• [Directive] Compile every line that includes the word "Research".
— start of Entries —
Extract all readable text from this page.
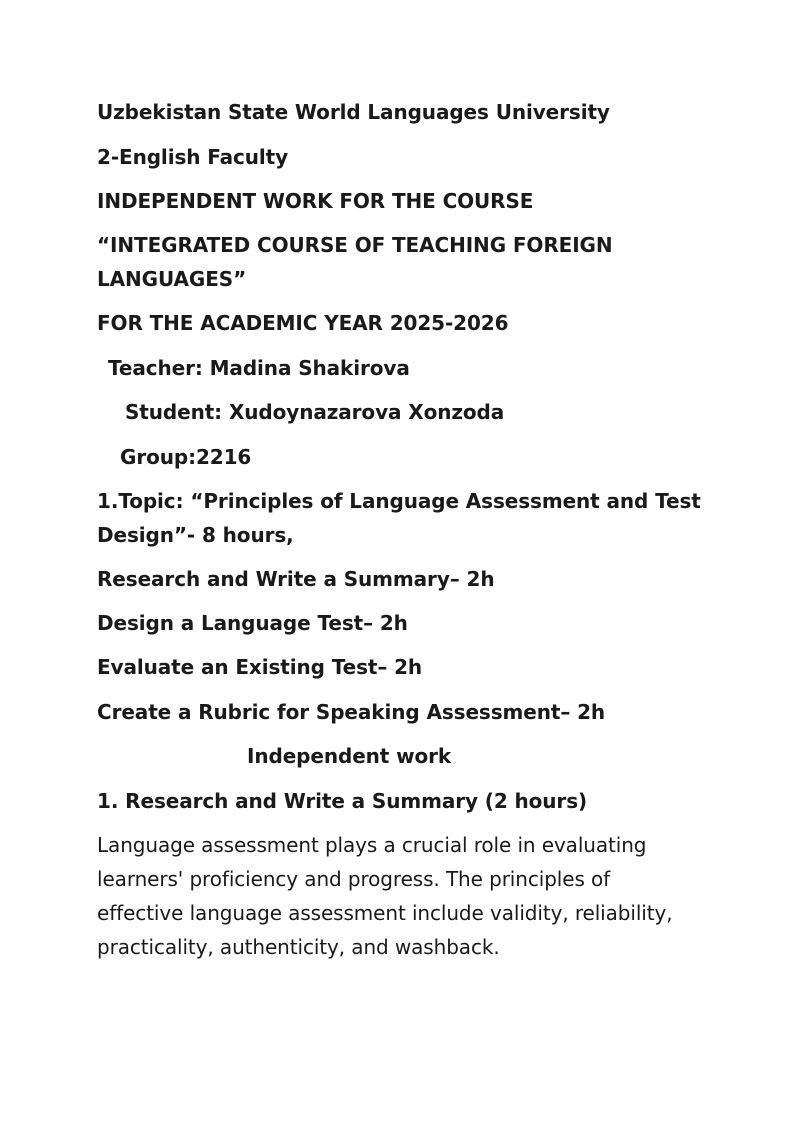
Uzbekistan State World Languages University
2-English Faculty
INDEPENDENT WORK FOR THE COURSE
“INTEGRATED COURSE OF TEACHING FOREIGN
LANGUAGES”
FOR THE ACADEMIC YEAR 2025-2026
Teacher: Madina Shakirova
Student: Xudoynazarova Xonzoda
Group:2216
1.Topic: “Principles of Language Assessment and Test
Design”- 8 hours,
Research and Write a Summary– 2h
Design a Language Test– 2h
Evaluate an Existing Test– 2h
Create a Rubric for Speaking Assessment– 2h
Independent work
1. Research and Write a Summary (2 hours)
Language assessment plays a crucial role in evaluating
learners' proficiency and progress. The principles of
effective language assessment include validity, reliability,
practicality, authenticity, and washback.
— end of Entries —
• [Output]
Research and Write a Summary– 2h
1. Research and Write a Summary (2 hours)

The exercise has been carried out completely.